:: Text for analysis ::
╭──
SIRT1 and p53, effect on cancer, senescence and beyond

• Published in: Biochimica et biophysica acta Vol. 1804; no. 8; pp. 1684 - 1689
• Main Authors: Yi, Jingjie, Luo, Jianyuan
• Format: Journal Article
• Language: English
• Published: Netherlands Elsevier B.V 01.08.2010
• Subjects: Acetylation; Aging - metabolism; Animals; Apoptosis; Cancer; Cellular Senescence; Deacetylation; Humans; Mice; Models, Biological; Neoplasms - etiology; Neoplasms - metabolism; Nerve Degeneration - etiology; Nerve Degeneration - metabolism; Oxidative Stress; p53; Senescence; Signal Transduction; SIRT1; Sirtuin 1 - metabolism; Tumor Suppressor Protein p53 - metabolism; Senescence; Acetylation; Deacetylation; SIRT1; p53; Cancer
• ISSN: 1570-9639; 0006-3002; 1878-1454
• DOI: 10.1016/j.bbapap.2010.05.002

NAD +-dependent Class III histone deacetylase SIRT1 is a multiple function protein critically involved in stress responses, cellular metabolism and aging through deacetylating a variety of substrates including p53, forkhead-box transcription factors, PGC-1α, NF-κB, Ku70 and histones. The first discovered non-histone target of SIRT1, p53, is suggested to play a central role in SIRT1-mediated functions in tumorigenesis and senescence. SIRT1 was originally considered to be a potential tumor promoter since it negatively regulates the tumor suppressor p53 and other tumor suppressors. There is new evidence that SIRT1 acts as a tumor suppressor based on its role in negatively regulating β-catenin and survivin. This review provides an overview of current knowledge of SIRT1-p53 signaling and controversies regarding the functions of SIRT1 in tumorigenesis.
╰──
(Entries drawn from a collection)
╭──
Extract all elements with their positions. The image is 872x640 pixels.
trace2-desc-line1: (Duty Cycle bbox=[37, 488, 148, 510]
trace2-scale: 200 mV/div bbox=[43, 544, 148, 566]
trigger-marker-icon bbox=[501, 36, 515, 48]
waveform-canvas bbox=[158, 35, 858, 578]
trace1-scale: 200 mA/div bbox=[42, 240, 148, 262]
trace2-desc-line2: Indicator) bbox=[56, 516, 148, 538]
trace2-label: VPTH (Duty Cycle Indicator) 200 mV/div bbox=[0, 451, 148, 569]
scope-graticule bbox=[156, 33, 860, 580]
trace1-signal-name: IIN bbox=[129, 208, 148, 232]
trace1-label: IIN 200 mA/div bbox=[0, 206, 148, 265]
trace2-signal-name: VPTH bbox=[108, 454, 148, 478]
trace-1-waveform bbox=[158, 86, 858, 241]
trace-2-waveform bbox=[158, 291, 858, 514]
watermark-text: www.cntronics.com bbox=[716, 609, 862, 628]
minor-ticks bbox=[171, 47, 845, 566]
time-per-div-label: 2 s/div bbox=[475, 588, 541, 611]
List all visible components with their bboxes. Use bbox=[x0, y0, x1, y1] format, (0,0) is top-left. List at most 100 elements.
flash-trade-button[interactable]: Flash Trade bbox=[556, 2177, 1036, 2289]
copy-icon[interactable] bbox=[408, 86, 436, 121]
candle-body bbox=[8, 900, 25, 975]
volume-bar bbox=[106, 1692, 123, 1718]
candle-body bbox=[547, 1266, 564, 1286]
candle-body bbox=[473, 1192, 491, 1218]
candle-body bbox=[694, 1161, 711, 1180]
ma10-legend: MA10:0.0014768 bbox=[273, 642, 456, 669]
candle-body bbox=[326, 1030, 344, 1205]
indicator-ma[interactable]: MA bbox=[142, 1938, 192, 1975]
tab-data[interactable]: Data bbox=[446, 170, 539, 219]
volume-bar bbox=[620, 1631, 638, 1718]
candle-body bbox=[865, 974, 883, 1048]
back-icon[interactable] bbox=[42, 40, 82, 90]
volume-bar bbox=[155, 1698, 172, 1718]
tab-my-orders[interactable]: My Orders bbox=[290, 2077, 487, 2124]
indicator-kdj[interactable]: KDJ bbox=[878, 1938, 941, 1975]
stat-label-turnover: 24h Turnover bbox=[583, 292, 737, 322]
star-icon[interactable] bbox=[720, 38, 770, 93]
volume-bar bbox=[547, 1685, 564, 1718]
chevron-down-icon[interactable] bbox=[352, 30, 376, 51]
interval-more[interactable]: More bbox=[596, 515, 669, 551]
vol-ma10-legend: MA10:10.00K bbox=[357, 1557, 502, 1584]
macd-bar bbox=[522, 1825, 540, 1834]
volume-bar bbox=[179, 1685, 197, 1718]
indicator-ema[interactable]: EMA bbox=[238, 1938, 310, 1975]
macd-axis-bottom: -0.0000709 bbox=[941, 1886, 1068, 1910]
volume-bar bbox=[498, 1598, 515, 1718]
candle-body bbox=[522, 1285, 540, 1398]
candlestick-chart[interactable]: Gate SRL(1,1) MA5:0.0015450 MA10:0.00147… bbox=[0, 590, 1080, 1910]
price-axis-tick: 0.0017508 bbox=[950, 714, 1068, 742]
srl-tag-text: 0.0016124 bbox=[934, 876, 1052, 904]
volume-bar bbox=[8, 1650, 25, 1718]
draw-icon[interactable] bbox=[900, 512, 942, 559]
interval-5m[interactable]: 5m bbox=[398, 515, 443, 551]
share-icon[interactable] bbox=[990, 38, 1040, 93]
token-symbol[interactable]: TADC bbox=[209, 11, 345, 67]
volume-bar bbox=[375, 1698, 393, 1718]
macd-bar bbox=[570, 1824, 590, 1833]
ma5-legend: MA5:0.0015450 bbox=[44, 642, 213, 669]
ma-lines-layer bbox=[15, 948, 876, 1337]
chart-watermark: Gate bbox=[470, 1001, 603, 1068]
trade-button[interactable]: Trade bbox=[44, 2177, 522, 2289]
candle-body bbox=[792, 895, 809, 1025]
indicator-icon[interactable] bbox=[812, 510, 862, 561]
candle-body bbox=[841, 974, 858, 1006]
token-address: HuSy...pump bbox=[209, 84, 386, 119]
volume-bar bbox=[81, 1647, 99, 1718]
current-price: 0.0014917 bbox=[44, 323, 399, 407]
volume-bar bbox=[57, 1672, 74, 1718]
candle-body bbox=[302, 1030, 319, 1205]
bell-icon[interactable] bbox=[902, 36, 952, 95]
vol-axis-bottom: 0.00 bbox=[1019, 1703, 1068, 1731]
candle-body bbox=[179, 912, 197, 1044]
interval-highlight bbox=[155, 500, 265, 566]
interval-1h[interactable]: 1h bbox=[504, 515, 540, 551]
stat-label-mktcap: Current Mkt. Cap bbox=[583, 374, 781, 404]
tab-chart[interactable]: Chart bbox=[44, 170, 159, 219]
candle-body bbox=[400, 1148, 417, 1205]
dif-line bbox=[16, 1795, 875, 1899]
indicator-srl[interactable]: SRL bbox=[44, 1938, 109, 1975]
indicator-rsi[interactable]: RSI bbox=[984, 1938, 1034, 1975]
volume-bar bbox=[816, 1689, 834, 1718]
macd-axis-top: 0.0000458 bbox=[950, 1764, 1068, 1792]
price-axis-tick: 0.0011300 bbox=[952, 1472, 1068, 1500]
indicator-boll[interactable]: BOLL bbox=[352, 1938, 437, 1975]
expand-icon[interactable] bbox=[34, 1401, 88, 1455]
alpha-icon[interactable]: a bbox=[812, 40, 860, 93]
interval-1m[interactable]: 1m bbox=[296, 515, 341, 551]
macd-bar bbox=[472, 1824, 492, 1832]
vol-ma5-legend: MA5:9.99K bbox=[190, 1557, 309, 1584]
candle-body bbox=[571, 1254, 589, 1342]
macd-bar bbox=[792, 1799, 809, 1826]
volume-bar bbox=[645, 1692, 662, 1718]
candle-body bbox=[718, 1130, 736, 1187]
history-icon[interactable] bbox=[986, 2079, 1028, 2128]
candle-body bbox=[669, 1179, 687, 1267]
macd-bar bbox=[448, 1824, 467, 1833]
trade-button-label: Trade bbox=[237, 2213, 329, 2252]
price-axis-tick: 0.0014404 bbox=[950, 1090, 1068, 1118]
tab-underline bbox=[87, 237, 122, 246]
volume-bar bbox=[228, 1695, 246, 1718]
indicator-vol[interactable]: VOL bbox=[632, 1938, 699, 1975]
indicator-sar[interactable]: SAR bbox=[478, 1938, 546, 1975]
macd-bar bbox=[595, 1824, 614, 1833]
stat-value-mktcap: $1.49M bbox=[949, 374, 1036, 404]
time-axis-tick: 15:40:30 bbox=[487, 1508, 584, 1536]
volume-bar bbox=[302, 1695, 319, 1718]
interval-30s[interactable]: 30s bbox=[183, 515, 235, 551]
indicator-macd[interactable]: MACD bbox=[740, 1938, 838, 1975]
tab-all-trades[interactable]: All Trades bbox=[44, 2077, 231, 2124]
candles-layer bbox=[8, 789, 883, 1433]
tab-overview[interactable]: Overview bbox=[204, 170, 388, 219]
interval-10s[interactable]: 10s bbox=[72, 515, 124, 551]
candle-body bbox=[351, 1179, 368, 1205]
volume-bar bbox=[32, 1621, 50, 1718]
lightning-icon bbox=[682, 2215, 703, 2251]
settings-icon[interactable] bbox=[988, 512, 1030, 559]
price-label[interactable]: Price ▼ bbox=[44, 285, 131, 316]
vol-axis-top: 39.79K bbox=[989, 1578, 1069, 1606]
╰──
:: Task statement ::
Please copy the SIRT1 and p53 abstract again, everything from "NAD +-dependent Class" down to "SIRT1 in tumorigenesis.", and replace "tumorigenesis" with "tumor formation" each time it appears. These rows have no connection to the abstract.

:: Task result ::
NAD +-dependent Class III histone deacetylase SIRT1 is a multiple function protein critically involved in stress responses, cellular metabolism and aging through deacetylating a variety of substrates including p53, forkhead-box transcription factors, PGC-1α, NF-κB, Ku70 and histones. The first discovered non-histone target of SIRT1, p53, is suggested to play a central role in SIRT1-mediated functions in tumor formation and senescence. SIRT1 was originally considered to be a potential tumor promoter since it negatively regulates the tumor suppressor p53 and other tumor suppressors. There is new evidence that SIRT1 acts as a tumor suppressor based on its role in negatively regulating β-catenin and survivin. This review provides an overview of current knowledge of SIRT1-p53 signaling and controversies regarding the functions of SIRT1 in tumor formation.